Written request:
Restate, word for word, every line of the data.

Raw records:
+ + + + + + +
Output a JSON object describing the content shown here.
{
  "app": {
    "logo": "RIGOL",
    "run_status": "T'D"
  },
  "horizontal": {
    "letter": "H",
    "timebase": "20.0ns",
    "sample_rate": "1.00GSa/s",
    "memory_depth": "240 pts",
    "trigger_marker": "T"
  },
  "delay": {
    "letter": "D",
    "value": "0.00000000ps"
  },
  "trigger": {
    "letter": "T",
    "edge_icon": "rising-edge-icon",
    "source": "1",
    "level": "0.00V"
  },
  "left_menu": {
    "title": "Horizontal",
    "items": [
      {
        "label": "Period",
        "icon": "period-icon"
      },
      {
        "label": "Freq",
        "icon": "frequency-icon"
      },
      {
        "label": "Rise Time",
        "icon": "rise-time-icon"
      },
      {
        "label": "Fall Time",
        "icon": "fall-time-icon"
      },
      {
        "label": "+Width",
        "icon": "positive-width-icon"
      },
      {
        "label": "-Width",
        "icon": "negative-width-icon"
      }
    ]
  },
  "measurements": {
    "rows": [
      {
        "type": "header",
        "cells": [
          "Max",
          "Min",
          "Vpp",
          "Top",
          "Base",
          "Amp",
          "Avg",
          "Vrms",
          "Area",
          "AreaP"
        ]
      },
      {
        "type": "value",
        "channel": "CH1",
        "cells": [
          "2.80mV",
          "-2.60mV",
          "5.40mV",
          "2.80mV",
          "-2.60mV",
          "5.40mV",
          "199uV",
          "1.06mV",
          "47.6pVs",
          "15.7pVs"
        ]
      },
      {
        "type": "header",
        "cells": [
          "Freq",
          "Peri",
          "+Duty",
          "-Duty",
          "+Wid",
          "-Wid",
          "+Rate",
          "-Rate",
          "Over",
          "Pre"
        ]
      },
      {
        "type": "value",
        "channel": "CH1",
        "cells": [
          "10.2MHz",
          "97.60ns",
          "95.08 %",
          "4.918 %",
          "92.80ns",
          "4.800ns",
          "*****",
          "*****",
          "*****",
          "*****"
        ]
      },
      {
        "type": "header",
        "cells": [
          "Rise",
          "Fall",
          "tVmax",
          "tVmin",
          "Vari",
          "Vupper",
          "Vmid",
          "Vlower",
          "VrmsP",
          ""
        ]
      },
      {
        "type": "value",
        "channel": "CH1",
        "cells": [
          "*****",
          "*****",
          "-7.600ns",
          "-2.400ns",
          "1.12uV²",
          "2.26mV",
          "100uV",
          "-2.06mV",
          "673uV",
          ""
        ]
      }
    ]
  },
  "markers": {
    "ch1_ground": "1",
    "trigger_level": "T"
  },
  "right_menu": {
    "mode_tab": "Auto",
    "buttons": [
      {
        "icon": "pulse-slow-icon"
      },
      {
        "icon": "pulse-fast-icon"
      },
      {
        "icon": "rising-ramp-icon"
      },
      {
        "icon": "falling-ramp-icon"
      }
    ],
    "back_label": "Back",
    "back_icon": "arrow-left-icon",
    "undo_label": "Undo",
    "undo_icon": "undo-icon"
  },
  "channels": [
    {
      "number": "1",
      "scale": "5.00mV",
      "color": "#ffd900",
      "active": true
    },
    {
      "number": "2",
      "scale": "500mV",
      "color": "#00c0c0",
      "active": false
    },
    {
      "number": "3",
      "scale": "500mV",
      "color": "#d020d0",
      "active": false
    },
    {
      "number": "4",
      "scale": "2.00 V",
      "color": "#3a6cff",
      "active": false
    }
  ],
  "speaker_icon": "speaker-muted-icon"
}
+ + + + + + +
Solved exercise:
Output a JSON object describing the content shown here.
{
  "app": {
    "logo": "RIGOL",
    "run_status": "T'D"
  },
  "horizontal": {
    "letter": "H",
    "timebase": "20.0ns",
    "sample_rate": "1.00GSa/s",
    "memory_depth": "240 pts",
    "trigger_marker": "T"
  },
  "delay": {
    "letter": "D",
    "value": "0.00000000ps"
  },
  "trigger": {
    "letter": "T",
    "edge_icon": "rising-edge-icon",
    "source": "1",
    "level": "0.00V"
  },
  "left_menu": {
    "title": "Horizontal",
    "items": [
      {
        "label": "Period",
        "icon": "period-icon"
      },
      {
        "label": "Freq",
        "icon": "frequency-icon"
      },
      {
        "label": "Rise Time",
        "icon": "rise-time-icon"
      },
      {
        "label": "Fall Time",
        "icon": "fall-time-icon"
      },
      {
        "label": "+Width",
        "icon": "positive-width-icon"
      },
      {
        "label": "-Width",
        "icon": "negative-width-icon"
      }
    ]
  },
  "measurements": {
    "rows": [
      {
        "type": "header",
        "cells": [
          "Max",
          "Min",
          "Vpp",
          "Top",
          "Base",
          "Amp",
          "Avg",
          "Vrms",
          "Area",
          "AreaP"
        ]
      },
      {
        "type": "value",
        "channel": "CH1",
        "cells": [
          "2.80mV",
          "-2.60mV",
          "5.40mV",
          "2.80mV",
          "-2.60mV",
          "5.40mV",
          "199uV",
          "1.06mV",
          "47.6pVs",
          "15.7pVs"
        ]
      },
      {
        "type": "header",
        "cells": [
          "Freq",
          "Peri",
          "+Duty",
          "-Duty",
          "+Wid",
          "-Wid",
          "+Rate",
          "-Rate",
          "Over",
          "Pre"
        ]
      },
      {
        "type": "value",
        "channel": "CH1",
        "cells": [
          "10.2MHz",
          "97.60ns",
          "95.08 %",
          "4.918 %",
          "92.80ns",
          "4.800ns",
          "*****",
          "*****",
          "*****",
          "*****"
        ]
      },
      {
        "type": "header",
        "cells": [
          "Rise",
          "Fall",
          "tVmax",
          "tVmin",
          "Vari",
          "Vupper",
          "Vmid",
          "Vlower",
          "VrmsP",
          ""
        ]
      },
      {
        "type": "value",
        "channel": "CH1",
        "cells": [
          "*****",
          "*****",
          "-7.600ns",
          "-2.400ns",
          "1.12uV²",
          "2.26mV",
          "100uV",
          "-2.06mV",
          "673uV",
          ""
        ]
      }
    ]
  },
  "markers": {
    "ch1_ground": "1",
    "trigger_level": "T"
  },
  "right_menu": {
    "mode_tab": "Auto",
    "buttons": [
      {
        "icon": "pulse-slow-icon"
      },
      {
        "icon": "pulse-fast-icon"
      },
      {
        "icon": "rising-ramp-icon"
      },
      {
        "icon": "falling-ramp-icon"
      }
    ],
    "back_label": "Back",
    "back_icon": "arrow-left-icon",
    "undo_label": "Undo",
    "undo_icon": "undo-icon"
  },
  "channels": [
    {
      "number": "1",
      "scale": "5.00mV",
      "color": "#ffd900",
      "active": true
    },
    {
      "number": "2",
      "scale": "500mV",
      "color": "#00c0c0",
      "active": false
    },
    {
      "number": "3",
      "scale": "500mV",
      "color": "#d020d0",
      "active": false
    },
    {
      "number": "4",
      "scale": "2.00 V",
      "color": "#3a6cff",
      "active": false
    }
  ],
  "speaker_icon": "speaker-muted-icon"
}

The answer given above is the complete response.